- [The request]: Take every line from the listing below that includes "this" and copy it.
===============
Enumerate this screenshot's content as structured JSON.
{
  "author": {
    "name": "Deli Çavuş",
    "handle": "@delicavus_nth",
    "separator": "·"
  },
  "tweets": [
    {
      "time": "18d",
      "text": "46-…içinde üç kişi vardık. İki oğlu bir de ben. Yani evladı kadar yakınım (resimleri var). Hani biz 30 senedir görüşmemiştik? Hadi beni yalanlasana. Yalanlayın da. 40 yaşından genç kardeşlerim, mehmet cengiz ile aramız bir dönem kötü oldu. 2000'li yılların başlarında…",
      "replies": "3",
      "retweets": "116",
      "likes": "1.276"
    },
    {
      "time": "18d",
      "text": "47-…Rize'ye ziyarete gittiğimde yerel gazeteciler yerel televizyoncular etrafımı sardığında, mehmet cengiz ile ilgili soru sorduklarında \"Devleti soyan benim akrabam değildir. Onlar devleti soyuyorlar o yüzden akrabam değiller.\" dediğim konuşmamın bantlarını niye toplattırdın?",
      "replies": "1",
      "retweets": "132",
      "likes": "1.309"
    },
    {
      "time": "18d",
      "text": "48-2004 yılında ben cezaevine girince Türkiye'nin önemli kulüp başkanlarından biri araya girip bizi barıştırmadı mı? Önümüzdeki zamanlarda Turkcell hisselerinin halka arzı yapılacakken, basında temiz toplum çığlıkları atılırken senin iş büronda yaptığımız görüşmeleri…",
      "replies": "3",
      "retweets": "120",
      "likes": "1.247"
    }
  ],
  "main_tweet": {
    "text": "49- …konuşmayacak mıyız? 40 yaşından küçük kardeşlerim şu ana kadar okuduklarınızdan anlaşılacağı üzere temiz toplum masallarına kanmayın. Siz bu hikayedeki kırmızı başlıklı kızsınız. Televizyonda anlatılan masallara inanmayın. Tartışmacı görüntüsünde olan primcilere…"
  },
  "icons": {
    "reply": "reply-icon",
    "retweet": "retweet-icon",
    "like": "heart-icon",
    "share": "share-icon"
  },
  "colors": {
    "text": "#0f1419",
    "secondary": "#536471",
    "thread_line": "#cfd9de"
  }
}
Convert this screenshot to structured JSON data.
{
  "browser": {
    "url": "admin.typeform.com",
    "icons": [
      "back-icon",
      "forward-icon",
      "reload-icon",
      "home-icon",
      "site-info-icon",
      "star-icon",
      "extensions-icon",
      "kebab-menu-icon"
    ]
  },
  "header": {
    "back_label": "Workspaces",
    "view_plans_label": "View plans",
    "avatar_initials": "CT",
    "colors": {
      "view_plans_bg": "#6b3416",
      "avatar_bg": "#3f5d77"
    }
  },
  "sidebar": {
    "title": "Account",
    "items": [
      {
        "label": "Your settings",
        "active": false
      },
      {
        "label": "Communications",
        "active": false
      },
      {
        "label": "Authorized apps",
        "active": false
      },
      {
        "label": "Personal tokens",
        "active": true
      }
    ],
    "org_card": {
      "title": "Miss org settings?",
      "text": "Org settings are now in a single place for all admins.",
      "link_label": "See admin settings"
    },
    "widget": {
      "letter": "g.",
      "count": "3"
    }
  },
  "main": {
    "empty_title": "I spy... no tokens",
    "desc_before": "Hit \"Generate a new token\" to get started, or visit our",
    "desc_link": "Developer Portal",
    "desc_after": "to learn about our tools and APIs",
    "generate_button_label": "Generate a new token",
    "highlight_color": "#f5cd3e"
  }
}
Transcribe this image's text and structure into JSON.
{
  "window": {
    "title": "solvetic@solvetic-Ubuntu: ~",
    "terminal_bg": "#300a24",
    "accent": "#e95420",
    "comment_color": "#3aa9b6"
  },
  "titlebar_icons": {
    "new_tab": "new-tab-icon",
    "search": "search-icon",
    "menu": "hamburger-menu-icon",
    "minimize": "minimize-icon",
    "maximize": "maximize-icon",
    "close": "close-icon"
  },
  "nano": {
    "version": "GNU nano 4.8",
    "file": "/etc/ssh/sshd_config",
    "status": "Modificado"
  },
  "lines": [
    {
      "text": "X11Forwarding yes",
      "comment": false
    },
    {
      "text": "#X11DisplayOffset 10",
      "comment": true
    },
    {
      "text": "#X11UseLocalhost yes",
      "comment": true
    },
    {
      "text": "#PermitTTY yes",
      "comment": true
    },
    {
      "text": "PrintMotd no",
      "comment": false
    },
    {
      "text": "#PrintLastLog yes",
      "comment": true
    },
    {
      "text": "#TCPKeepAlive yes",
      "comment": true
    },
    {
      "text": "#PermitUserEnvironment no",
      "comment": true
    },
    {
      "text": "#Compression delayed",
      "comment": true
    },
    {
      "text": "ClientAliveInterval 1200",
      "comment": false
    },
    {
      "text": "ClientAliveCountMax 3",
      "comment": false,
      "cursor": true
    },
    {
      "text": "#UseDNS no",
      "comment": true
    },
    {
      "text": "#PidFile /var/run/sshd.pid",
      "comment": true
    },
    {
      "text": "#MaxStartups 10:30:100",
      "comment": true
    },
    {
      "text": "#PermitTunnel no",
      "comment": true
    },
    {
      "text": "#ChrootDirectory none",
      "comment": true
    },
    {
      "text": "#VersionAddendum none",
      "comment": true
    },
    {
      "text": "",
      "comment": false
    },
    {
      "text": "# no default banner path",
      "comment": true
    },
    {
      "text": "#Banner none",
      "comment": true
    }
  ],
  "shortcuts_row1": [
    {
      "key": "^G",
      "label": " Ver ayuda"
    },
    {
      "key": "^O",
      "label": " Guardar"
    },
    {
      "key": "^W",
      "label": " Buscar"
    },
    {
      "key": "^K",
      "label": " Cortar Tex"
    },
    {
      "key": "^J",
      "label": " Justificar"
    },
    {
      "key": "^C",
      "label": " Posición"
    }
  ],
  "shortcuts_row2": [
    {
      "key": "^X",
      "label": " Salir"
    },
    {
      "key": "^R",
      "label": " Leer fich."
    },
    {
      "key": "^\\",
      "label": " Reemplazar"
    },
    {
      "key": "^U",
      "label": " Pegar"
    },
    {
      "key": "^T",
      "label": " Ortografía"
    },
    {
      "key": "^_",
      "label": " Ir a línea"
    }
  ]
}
===============
- [Exercise solution]:
Enumerate this screenshot's content as structured JSON.
Convert this screenshot to structured JSON data.
Transcribe this image's text and structure into JSON.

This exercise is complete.